WRITTEN INSTRUCTION:
Please transcribe the listing below in full and word for word, without its pictures.

Records contained in a dataset

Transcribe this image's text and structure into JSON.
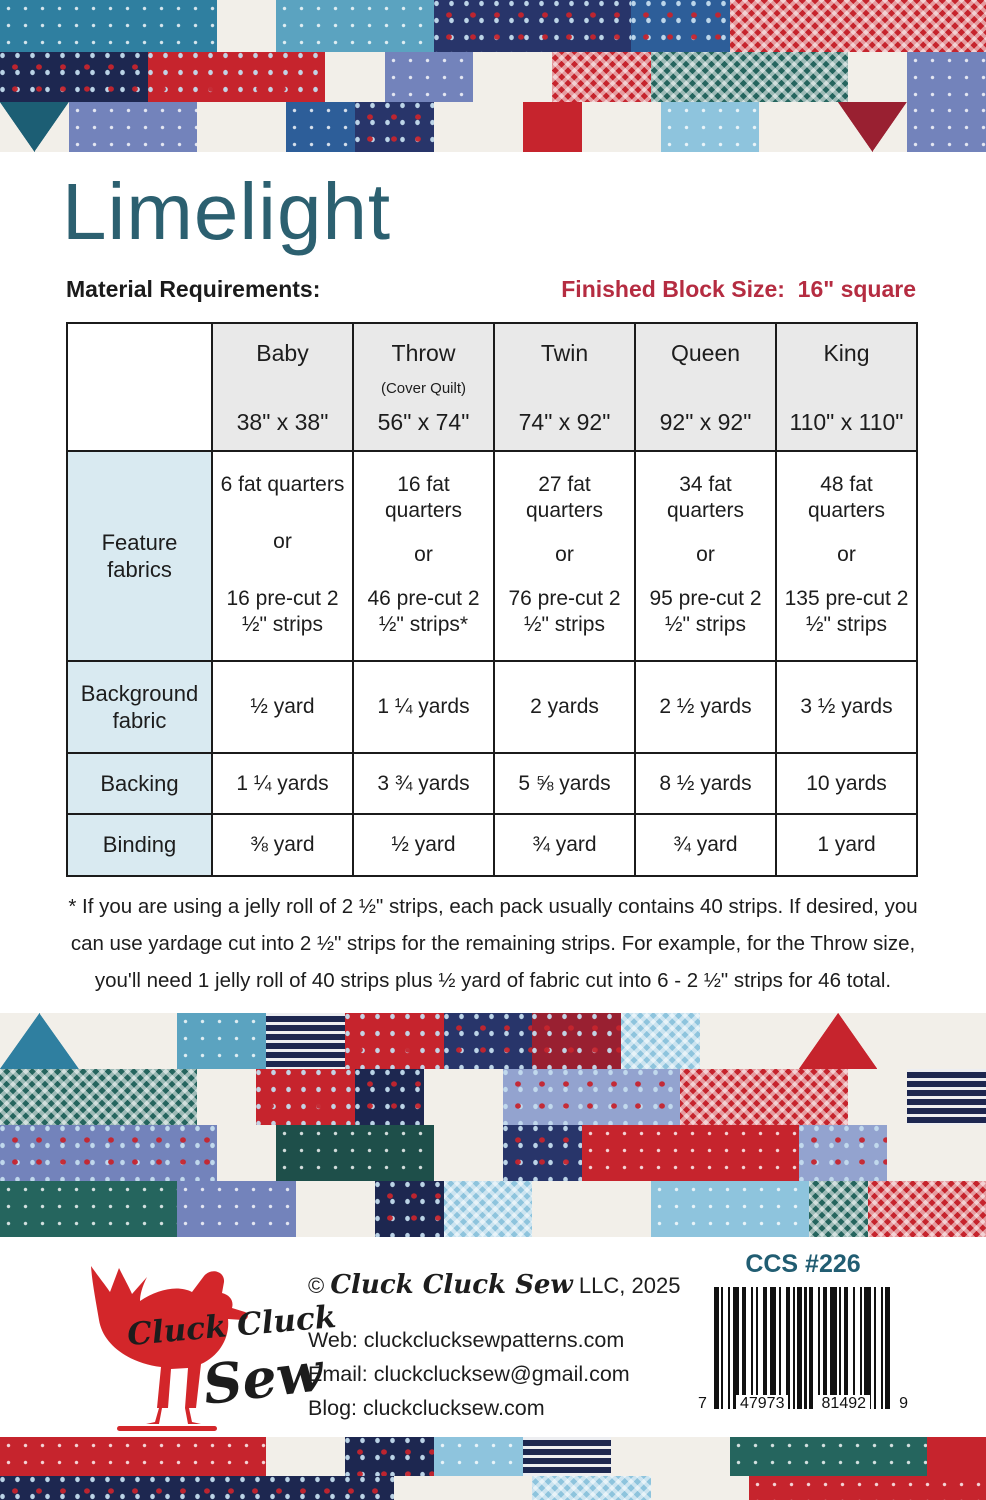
{
  "page": {
    "title": "Limelight"
  },
  "header": {
    "material_requirements": "Material Requirements:",
    "finished_block_size": "Finished Block Size:  16\" square"
  },
  "table": {
    "columns": [
      {
        "name": "Baby",
        "subtitle": "",
        "size": "38\" x 38\""
      },
      {
        "name": "Throw",
        "subtitle": "(Cover Quilt)",
        "size": "56\" x 74\""
      },
      {
        "name": "Twin",
        "subtitle": "",
        "size": "74\" x 92\""
      },
      {
        "name": "Queen",
        "subtitle": "",
        "size": "92\" x 92\""
      },
      {
        "name": "King",
        "subtitle": "",
        "size": "110\" x 110\""
      }
    ],
    "feature_row": {
      "label": "Feature fabrics",
      "cells": [
        {
          "fq": "6 fat quarters",
          "or": "or",
          "precut": "16 pre-cut 2 ½\" strips"
        },
        {
          "fq": "16 fat quarters",
          "or": "or",
          "precut": "46 pre-cut 2 ½\" strips*"
        },
        {
          "fq": "27 fat quarters",
          "or": "or",
          "precut": "76 pre-cut 2 ½\" strips"
        },
        {
          "fq": "34 fat quarters",
          "or": "or",
          "precut": "95 pre-cut 2 ½\" strips"
        },
        {
          "fq": "48 fat quarters",
          "or": "or",
          "precut": "135 pre-cut 2 ½\" strips"
        }
      ]
    },
    "simple_rows": [
      {
        "label": "Background fabric",
        "cells": [
          "½ yard",
          "1 ¼ yards",
          "2 yards",
          "2 ½ yards",
          "3 ½ yards"
        ]
      },
      {
        "label": "Backing",
        "cells": [
          "1 ¼ yards",
          "3 ¾ yards",
          "5 ⅝ yards",
          "8 ½ yards",
          "10 yards"
        ]
      },
      {
        "label": "Binding",
        "cells": [
          "⅜ yard",
          "½ yard",
          "¾ yard",
          "¾ yard",
          "1 yard"
        ]
      }
    ]
  },
  "footnote": {
    "lines": [
      "* If you are using a jelly roll of 2 ½\" strips, each pack usually contains 40 strips. If desired, you",
      "can use yardage cut into 2 ½\" strips for the remaining strips. For example, for the Throw size,",
      "you'll need 1 jelly roll of 40 strips plus ½ yard of fabric cut into 6 - 2 ½\" strips for 46 total."
    ]
  },
  "footer": {
    "copyright_prefix": "©",
    "company_script": "Cluck Cluck Sew",
    "copyright_suffix": "LLC, 2025",
    "logo_line1": "Cluck Cluck",
    "logo_line2": "Sew",
    "web_label": "Web:",
    "web": "cluckclucksewpatterns.com",
    "email_label": "Email:",
    "email": "cluckclucksew@gmail.com",
    "blog_label": "Blog:",
    "blog": "cluckclucksew.com",
    "ccs_number": "CCS #226",
    "barcode": {
      "first": "7",
      "group1": "47973",
      "group2": "81492",
      "last": "9"
    }
  },
  "colors": {
    "title_teal": "#2c6070",
    "accent_red": "#b52c41",
    "ccs_teal": "#215d72",
    "logo_red": "#d3262a",
    "table_header_bg": "#e9e9e9",
    "table_label_bg": "#d9eaf1",
    "quilt": {
      "white": "#f2efe9",
      "teal": "#2f7fa0",
      "tealLight": "#5ba3c0",
      "tealDark": "#1c5e74",
      "navy": "#28356a",
      "navyDark": "#1d2750",
      "blue": "#2d5e99",
      "periwinkle": "#7383bb",
      "periLight": "#93a3cf",
      "ltBlue": "#8ec4dd",
      "red": "#c6242d",
      "redDark": "#992031",
      "greenTeal": "#25655e",
      "greenDark": "#1e4f4a"
    }
  }
}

EXERCISE ANSWER:
Transcribe this image's text and structure into JSON.
{
  "page": {
    "title": "Limelight"
  },
  "header": {
    "material_requirements": "Material Requirements:",
    "finished_block_size": "Finished Block Size:  16\" square"
  },
  "table": {
    "columns": [
      {
        "name": "Baby",
        "subtitle": "",
        "size": "38\" x 38\""
      },
      {
        "name": "Throw",
        "subtitle": "(Cover Quilt)",
        "size": "56\" x 74\""
      },
      {
        "name": "Twin",
        "subtitle": "",
        "size": "74\" x 92\""
      },
      {
        "name": "Queen",
        "subtitle": "",
        "size": "92\" x 92\""
      },
      {
        "name": "King",
        "subtitle": "",
        "size": "110\" x 110\""
      }
    ],
    "feature_row": {
      "label": "Feature fabrics",
      "cells": [
        {
          "fq": "6 fat quarters",
          "or": "or",
          "precut": "16 pre-cut 2 ½\" strips"
        },
        {
          "fq": "16 fat quarters",
          "or": "or",
          "precut": "46 pre-cut 2 ½\" strips*"
        },
        {
          "fq": "27 fat quarters",
          "or": "or",
          "precut": "76 pre-cut 2 ½\" strips"
        },
        {
          "fq": "34 fat quarters",
          "or": "or",
          "precut": "95 pre-cut 2 ½\" strips"
        },
        {
          "fq": "48 fat quarters",
          "or": "or",
          "precut": "135 pre-cut 2 ½\" strips"
        }
      ]
    },
    "simple_rows": [
      {
        "label": "Background fabric",
        "cells": [
          "½ yard",
          "1 ¼ yards",
          "2 yards",
          "2 ½ yards",
          "3 ½ yards"
        ]
      },
      {
        "label": "Backing",
        "cells": [
          "1 ¼ yards",
          "3 ¾ yards",
          "5 ⅝ yards",
          "8 ½ yards",
          "10 yards"
        ]
      },
      {
        "label": "Binding",
        "cells": [
          "⅜ yard",
          "½ yard",
          "¾ yard",
          "¾ yard",
          "1 yard"
        ]
      }
    ]
  },
  "footnote": {
    "lines": [
      "* If you are using a jelly roll of 2 ½\" strips, each pack usually contains 40 strips. If desired, you",
      "can use yardage cut into 2 ½\" strips for the remaining strips. For example, for the Throw size,",
      "you'll need 1 jelly roll of 40 strips plus ½ yard of fabric cut into 6 - 2 ½\" strips for 46 total."
    ]
  },
  "footer": {
    "copyright_prefix": "©",
    "company_script": "Cluck Cluck Sew",
    "copyright_suffix": "LLC, 2025",
    "logo_line1": "Cluck Cluck",
    "logo_line2": "Sew",
    "web_label": "Web:",
    "web": "cluckclucksewpatterns.com",
    "email_label": "Email:",
    "email": "cluckclucksew@gmail.com",
    "blog_label": "Blog:",
    "blog": "cluckclucksew.com",
    "ccs_number": "CCS #226",
    "barcode": {
      "first": "7",
      "group1": "47973",
      "group2": "81492",
      "last": "9"
    }
  },
  "colors": {
    "title_teal": "#2c6070",
    "accent_red": "#b52c41",
    "ccs_teal": "#215d72",
    "logo_red": "#d3262a",
    "table_header_bg": "#e9e9e9",
    "table_label_bg": "#d9eaf1",
    "quilt": {
      "white": "#f2efe9",
      "teal": "#2f7fa0",
      "tealLight": "#5ba3c0",
      "tealDark": "#1c5e74",
      "navy": "#28356a",
      "navyDark": "#1d2750",
      "blue": "#2d5e99",
      "periwinkle": "#7383bb",
      "periLight": "#93a3cf",
      "ltBlue": "#8ec4dd",
      "red": "#c6242d",
      "redDark": "#992031",
      "greenTeal": "#25655e",
      "greenDark": "#1e4f4a"
    }
  }
}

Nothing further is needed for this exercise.